--- DATA FOR THIS EXERCISE ---

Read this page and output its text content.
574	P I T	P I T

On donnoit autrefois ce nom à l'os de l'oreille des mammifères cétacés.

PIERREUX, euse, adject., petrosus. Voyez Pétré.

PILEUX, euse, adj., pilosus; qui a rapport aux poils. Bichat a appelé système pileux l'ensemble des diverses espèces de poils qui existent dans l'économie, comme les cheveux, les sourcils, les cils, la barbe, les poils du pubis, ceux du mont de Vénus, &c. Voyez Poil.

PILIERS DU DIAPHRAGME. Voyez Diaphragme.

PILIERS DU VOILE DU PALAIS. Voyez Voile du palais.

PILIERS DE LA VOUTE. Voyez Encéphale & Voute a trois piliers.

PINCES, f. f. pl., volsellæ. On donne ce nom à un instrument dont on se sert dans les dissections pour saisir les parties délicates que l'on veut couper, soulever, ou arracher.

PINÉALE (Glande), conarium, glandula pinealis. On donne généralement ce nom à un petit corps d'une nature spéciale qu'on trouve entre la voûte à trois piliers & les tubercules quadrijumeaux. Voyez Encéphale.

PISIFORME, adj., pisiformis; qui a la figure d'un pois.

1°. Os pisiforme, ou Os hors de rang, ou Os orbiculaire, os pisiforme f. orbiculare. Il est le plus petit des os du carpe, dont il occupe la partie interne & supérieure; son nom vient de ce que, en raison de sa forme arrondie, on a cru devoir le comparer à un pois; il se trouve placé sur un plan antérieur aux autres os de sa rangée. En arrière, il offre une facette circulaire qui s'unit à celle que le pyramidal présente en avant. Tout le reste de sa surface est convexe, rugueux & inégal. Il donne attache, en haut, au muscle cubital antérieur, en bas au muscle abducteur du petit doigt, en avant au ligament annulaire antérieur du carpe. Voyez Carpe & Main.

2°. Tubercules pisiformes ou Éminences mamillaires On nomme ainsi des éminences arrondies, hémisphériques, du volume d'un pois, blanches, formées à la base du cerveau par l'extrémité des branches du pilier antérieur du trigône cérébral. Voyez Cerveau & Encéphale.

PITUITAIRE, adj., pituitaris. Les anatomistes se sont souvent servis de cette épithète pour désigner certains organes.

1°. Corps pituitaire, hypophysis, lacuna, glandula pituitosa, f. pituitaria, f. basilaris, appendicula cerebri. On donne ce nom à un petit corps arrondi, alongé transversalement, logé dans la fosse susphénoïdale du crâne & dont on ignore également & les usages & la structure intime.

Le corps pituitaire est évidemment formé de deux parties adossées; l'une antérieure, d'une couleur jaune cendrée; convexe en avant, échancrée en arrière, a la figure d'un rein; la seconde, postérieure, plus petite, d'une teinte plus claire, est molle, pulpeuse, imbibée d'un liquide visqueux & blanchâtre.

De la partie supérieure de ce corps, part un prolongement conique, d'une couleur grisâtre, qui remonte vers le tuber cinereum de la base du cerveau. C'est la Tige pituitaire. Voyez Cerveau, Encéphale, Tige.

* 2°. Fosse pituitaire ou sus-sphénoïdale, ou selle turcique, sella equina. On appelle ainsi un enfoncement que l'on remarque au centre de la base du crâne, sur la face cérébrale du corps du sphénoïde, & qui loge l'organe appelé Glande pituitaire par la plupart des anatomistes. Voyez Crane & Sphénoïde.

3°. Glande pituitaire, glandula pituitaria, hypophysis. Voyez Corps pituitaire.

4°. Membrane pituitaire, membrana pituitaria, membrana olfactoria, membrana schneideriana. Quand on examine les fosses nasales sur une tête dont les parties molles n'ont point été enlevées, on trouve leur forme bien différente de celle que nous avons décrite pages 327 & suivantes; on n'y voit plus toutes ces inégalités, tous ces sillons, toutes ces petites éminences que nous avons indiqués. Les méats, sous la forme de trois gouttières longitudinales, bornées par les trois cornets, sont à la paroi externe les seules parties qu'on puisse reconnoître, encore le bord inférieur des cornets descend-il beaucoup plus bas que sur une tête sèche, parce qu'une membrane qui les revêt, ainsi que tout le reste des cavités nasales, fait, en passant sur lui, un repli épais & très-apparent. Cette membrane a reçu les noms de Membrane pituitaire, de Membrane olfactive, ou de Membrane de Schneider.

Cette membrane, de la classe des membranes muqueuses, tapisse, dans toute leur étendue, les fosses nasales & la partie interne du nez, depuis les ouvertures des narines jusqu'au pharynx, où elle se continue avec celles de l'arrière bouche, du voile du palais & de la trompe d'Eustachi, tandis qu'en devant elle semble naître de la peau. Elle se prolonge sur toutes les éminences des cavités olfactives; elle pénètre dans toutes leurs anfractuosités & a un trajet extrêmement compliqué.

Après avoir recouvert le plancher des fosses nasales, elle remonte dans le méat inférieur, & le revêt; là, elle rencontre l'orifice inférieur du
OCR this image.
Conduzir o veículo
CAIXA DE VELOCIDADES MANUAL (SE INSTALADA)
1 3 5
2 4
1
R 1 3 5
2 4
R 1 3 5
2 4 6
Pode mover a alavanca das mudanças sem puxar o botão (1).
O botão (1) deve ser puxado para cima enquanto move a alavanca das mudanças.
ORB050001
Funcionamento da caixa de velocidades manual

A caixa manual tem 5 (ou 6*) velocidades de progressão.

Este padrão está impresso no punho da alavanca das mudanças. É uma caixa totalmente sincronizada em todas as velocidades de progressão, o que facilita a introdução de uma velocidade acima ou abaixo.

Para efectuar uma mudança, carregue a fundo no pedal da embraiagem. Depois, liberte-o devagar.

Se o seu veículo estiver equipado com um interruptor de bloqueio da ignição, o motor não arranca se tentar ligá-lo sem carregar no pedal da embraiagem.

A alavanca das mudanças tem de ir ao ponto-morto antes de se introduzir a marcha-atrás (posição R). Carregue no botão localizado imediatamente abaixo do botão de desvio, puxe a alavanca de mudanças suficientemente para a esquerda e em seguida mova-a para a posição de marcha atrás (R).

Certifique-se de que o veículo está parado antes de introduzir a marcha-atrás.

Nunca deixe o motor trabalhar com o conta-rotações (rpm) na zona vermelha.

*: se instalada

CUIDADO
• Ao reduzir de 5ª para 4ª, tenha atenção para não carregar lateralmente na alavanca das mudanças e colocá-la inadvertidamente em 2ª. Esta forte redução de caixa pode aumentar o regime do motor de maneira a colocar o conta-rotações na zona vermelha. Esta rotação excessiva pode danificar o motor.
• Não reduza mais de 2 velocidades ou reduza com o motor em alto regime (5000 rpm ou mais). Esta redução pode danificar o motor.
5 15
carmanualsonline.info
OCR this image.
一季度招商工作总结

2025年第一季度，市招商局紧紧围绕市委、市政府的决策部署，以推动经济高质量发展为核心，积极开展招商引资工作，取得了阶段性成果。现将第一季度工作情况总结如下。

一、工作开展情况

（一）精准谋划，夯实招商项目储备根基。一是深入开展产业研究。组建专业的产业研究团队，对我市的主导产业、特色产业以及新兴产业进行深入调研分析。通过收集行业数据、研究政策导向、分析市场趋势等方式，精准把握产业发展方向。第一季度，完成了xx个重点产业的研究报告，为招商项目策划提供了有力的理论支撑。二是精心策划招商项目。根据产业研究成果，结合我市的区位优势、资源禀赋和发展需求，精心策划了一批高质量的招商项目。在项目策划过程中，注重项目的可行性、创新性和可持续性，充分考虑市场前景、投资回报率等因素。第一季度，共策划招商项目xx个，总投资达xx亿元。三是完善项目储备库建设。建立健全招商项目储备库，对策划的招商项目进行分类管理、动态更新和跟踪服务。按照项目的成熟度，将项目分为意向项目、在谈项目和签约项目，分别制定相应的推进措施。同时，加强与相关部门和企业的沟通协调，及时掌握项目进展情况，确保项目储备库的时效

---

* _WHAT YOU NEED TO DO_:
Your task is to print the whole listing again exactly.

* _CORRECT RESULT_:
Read this page and output its text content.
574	P I T	P I T

On donnoit autrefois ce nom à l'os de l'oreille des mammifères cétacés.

PIERREUX, euse, adject., petrosus. Voyez Pétré.

PILEUX, euse, adj., pilosus; qui a rapport aux poils. Bichat a appelé système pileux l'ensemble des diverses espèces de poils qui existent dans l'économie, comme les cheveux, les sourcils, les cils, la barbe, les poils du pubis, ceux du mont de Vénus, &c. Voyez Poil.

PILIERS DU DIAPHRAGME. Voyez Diaphragme.

PILIERS DU VOILE DU PALAIS. Voyez Voile du palais.

PILIERS DE LA VOUTE. Voyez Encéphale & Voute a trois piliers.

PINCES, f. f. pl., volsellæ. On donne ce nom à un instrument dont on se sert dans les dissections pour saisir les parties délicates que l'on veut couper, soulever, ou arracher.

PINÉALE (Glande), conarium, glandula pinealis. On donne généralement ce nom à un petit corps d'une nature spéciale qu'on trouve entre la voûte à trois piliers & les tubercules quadrijumeaux. Voyez Encéphale.

PISIFORME, adj., pisiformis; qui a la figure d'un pois.

1°. Os pisiforme, ou Os hors de rang, ou Os orbiculaire, os pisiforme f. orbiculare. Il est le plus petit des os du carpe, dont il occupe la partie interne & supérieure; son nom vient de ce que, en raison de sa forme arrondie, on a cru devoir le comparer à un pois; il se trouve placé sur un plan antérieur aux autres os de sa rangée. En arrière, il offre une facette circulaire qui s'unit à celle que le pyramidal présente en avant. Tout le reste de sa surface est convexe, rugueux & inégal. Il donne attache, en haut, au muscle cubital antérieur, en bas au muscle abducteur du petit doigt, en avant au ligament annulaire antérieur du carpe. Voyez Carpe & Main.

2°. Tubercules pisiformes ou Éminences mamillaires On nomme ainsi des éminences arrondies, hémisphériques, du volume d'un pois, blanches, formées à la base du cerveau par l'extrémité des branches du pilier antérieur du trigône cérébral. Voyez Cerveau & Encéphale.

PITUITAIRE, adj., pituitaris. Les anatomistes se sont souvent servis de cette épithète pour désigner certains organes.

1°. Corps pituitaire, hypophysis, lacuna, glandula pituitosa, f. pituitaria, f. basilaris, appendicula cerebri. On donne ce nom à un petit corps arrondi, alongé transversalement, logé dans la fosse susphénoïdale du crâne & dont on ignore également & les usages & la structure intime.

Le corps pituitaire est évidemment formé de deux parties adossées; l'une antérieure, d'une couleur jaune cendrée; convexe en avant, échancrée en arrière, a la figure d'un rein; la seconde, postérieure, plus petite, d'une teinte plus claire, est molle, pulpeuse, imbibée d'un liquide visqueux & blanchâtre.

De la partie supérieure de ce corps, part un prolongement conique, d'une couleur grisâtre, qui remonte vers le tuber cinereum de la base du cerveau. C'est la Tige pituitaire. Voyez Cerveau, Encéphale, Tige.

* 2°. Fosse pituitaire ou sus-sphénoïdale, ou selle turcique, sella equina. On appelle ainsi un enfoncement que l'on remarque au centre de la base du crâne, sur la face cérébrale du corps du sphénoïde, & qui loge l'organe appelé Glande pituitaire par la plupart des anatomistes. Voyez Crane & Sphénoïde.

3°. Glande pituitaire, glandula pituitaria, hypophysis. Voyez Corps pituitaire.

4°. Membrane pituitaire, membrana pituitaria, membrana olfactoria, membrana schneideriana. Quand on examine les fosses nasales sur une tête dont les parties molles n'ont point été enlevées, on trouve leur forme bien différente de celle que nous avons décrite pages 327 & suivantes; on n'y voit plus toutes ces inégalités, tous ces sillons, toutes ces petites éminences que nous avons indiqués. Les méats, sous la forme de trois gouttières longitudinales, bornées par les trois cornets, sont à la paroi externe les seules parties qu'on puisse reconnoître, encore le bord inférieur des cornets descend-il beaucoup plus bas que sur une tête sèche, parce qu'une membrane qui les revêt, ainsi que tout le reste des cavités nasales, fait, en passant sur lui, un repli épais & très-apparent. Cette membrane a reçu les noms de Membrane pituitaire, de Membrane olfactive, ou de Membrane de Schneider.

Cette membrane, de la classe des membranes muqueuses, tapisse, dans toute leur étendue, les fosses nasales & la partie interne du nez, depuis les ouvertures des narines jusqu'au pharynx, où elle se continue avec celles de l'arrière bouche, du voile du palais & de la trompe d'Eustachi, tandis qu'en devant elle semble naître de la peau. Elle se prolonge sur toutes les éminences des cavités olfactives; elle pénètre dans toutes leurs anfractuosités & a un trajet extrêmement compliqué.

Après avoir recouvert le plancher des fosses nasales, elle remonte dans le méat inférieur, & le revêt; là, elle rencontre l'orifice inférieur du
OCR this image.
Conduzir o veículo
CAIXA DE VELOCIDADES MANUAL (SE INSTALADA)
1 3 5
2 4
1
R 1 3 5
2 4
R 1 3 5
2 4 6
Pode mover a alavanca das mudanças sem puxar o botão (1).
O botão (1) deve ser puxado para cima enquanto move a alavanca das mudanças.
ORB050001
Funcionamento da caixa de velocidades manual

A caixa manual tem 5 (ou 6*) velocidades de progressão.

Este padrão está impresso no punho da alavanca das mudanças. É uma caixa totalmente sincronizada em todas as velocidades de progressão, o que facilita a introdução de uma velocidade acima ou abaixo.

Para efectuar uma mudança, carregue a fundo no pedal da embraiagem. Depois, liberte-o devagar.

Se o seu veículo estiver equipado com um interruptor de bloqueio da ignição, o motor não arranca se tentar ligá-lo sem carregar no pedal da embraiagem.

A alavanca das mudanças tem de ir ao ponto-morto antes de se introduzir a marcha-atrás (posição R). Carregue no botão localizado imediatamente abaixo do botão de desvio, puxe a alavanca de mudanças suficientemente para a esquerda e em seguida mova-a para a posição de marcha atrás (R).

Certifique-se de que o veículo está parado antes de introduzir a marcha-atrás.

Nunca deixe o motor trabalhar com o conta-rotações (rpm) na zona vermelha.

*: se instalada

CUIDADO
• Ao reduzir de 5ª para 4ª, tenha atenção para não carregar lateralmente na alavanca das mudanças e colocá-la inadvertidamente em 2ª. Esta forte redução de caixa pode aumentar o regime do motor de maneira a colocar o conta-rotações na zona vermelha. Esta rotação excessiva pode danificar o motor.
• Não reduza mais de 2 velocidades ou reduza com o motor em alto regime (5000 rpm ou mais). Esta redução pode danificar o motor.
5 15
carmanualsonline.info
OCR this image.
一季度招商工作总结

2025年第一季度，市招商局紧紧围绕市委、市政府的决策部署，以推动经济高质量发展为核心，积极开展招商引资工作，取得了阶段性成果。现将第一季度工作情况总结如下。

一、工作开展情况

（一）精准谋划，夯实招商项目储备根基。一是深入开展产业研究。组建专业的产业研究团队，对我市的主导产业、特色产业以及新兴产业进行深入调研分析。通过收集行业数据、研究政策导向、分析市场趋势等方式，精准把握产业发展方向。第一季度，完成了xx个重点产业的研究报告，为招商项目策划提供了有力的理论支撑。二是精心策划招商项目。根据产业研究成果，结合我市的区位优势、资源禀赋和发展需求，精心策划了一批高质量的招商项目。在项目策划过程中，注重项目的可行性、创新性和可持续性，充分考虑市场前景、投资回报率等因素。第一季度，共策划招商项目xx个，总投资达xx亿元。三是完善项目储备库建设。建立健全招商项目储备库，对策划的招商项目进行分类管理、动态更新和跟踪服务。按照项目的成熟度，将项目分为意向项目、在谈项目和签约项目，分别制定相应的推进措施。同时，加强与相关部门和企业的沟通协调，及时掌握项目进展情况，确保项目储备库的时效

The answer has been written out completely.